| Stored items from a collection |
******************************
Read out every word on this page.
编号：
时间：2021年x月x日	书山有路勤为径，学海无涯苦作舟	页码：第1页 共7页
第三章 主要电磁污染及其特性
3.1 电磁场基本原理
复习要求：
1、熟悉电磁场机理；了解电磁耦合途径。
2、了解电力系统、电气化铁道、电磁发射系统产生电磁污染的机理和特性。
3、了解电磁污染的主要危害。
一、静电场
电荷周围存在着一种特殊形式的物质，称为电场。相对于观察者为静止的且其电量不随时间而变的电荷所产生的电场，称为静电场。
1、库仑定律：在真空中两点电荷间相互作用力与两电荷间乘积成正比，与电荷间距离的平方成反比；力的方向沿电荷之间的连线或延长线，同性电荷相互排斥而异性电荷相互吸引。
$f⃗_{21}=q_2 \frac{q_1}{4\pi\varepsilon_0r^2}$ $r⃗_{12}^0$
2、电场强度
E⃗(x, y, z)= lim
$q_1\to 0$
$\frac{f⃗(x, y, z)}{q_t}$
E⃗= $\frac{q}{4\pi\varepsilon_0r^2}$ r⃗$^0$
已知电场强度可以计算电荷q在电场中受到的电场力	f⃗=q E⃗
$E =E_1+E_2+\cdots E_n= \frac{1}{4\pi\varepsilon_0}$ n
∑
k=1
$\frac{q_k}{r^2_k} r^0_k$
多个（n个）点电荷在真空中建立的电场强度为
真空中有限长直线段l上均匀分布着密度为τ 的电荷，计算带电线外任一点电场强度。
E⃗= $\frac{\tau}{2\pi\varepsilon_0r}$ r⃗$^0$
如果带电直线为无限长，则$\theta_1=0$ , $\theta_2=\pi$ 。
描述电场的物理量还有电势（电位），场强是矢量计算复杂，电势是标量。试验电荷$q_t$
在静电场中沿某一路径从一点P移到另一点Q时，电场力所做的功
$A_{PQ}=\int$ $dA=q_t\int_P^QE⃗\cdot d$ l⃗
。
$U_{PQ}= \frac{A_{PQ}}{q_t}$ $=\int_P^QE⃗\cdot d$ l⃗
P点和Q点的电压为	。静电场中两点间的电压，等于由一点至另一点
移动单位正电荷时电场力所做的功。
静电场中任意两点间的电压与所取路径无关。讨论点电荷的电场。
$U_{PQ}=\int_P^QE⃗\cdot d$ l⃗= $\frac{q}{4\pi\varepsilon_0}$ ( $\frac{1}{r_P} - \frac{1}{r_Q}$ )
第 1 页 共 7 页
******************************
| TO BE DONE |
Reproduce the records above exactly as they appear.

| EXERCISE SOLUTION |
Read out every word on this page.
编号：
时间：2021年x月x日	书山有路勤为径，学海无涯苦作舟	页码：第1页 共7页
第三章 主要电磁污染及其特性
3.1 电磁场基本原理
复习要求：
1、熟悉电磁场机理；了解电磁耦合途径。
2、了解电力系统、电气化铁道、电磁发射系统产生电磁污染的机理和特性。
3、了解电磁污染的主要危害。
一、静电场
电荷周围存在着一种特殊形式的物质，称为电场。相对于观察者为静止的且其电量不随时间而变的电荷所产生的电场，称为静电场。
1、库仑定律：在真空中两点电荷间相互作用力与两电荷间乘积成正比，与电荷间距离的平方成反比；力的方向沿电荷之间的连线或延长线，同性电荷相互排斥而异性电荷相互吸引。
$f⃗_{21}=q_2 \frac{q_1}{4\pi\varepsilon_0r^2}$ $r⃗_{12}^0$
2、电场强度
E⃗(x, y, z)= lim
$q_1\to 0$
$\frac{f⃗(x, y, z)}{q_t}$
E⃗= $\frac{q}{4\pi\varepsilon_0r^2}$ r⃗$^0$
已知电场强度可以计算电荷q在电场中受到的电场力	f⃗=q E⃗
$E =E_1+E_2+\cdots E_n= \frac{1}{4\pi\varepsilon_0}$ n
∑
k=1
$\frac{q_k}{r^2_k} r^0_k$
多个（n个）点电荷在真空中建立的电场强度为
真空中有限长直线段l上均匀分布着密度为τ 的电荷，计算带电线外任一点电场强度。
E⃗= $\frac{\tau}{2\pi\varepsilon_0r}$ r⃗$^0$
如果带电直线为无限长，则$\theta_1=0$ , $\theta_2=\pi$ 。
描述电场的物理量还有电势（电位），场强是矢量计算复杂，电势是标量。试验电荷$q_t$
在静电场中沿某一路径从一点P移到另一点Q时，电场力所做的功
$A_{PQ}=\int$ $dA=q_t\int_P^QE⃗\cdot d$ l⃗
。
$U_{PQ}= \frac{A_{PQ}}{q_t}$ $=\int_P^QE⃗\cdot d$ l⃗
P点和Q点的电压为	。静电场中两点间的电压，等于由一点至另一点
移动单位正电荷时电场力所做的功。
静电场中任意两点间的电压与所取路径无关。讨论点电荷的电场。
$U_{PQ}=\int_P^QE⃗\cdot d$ l⃗= $\frac{q}{4\pi\varepsilon_0}$ ( $\frac{1}{r_P} - \frac{1}{r_Q}$ )
第 1 页 共 7 页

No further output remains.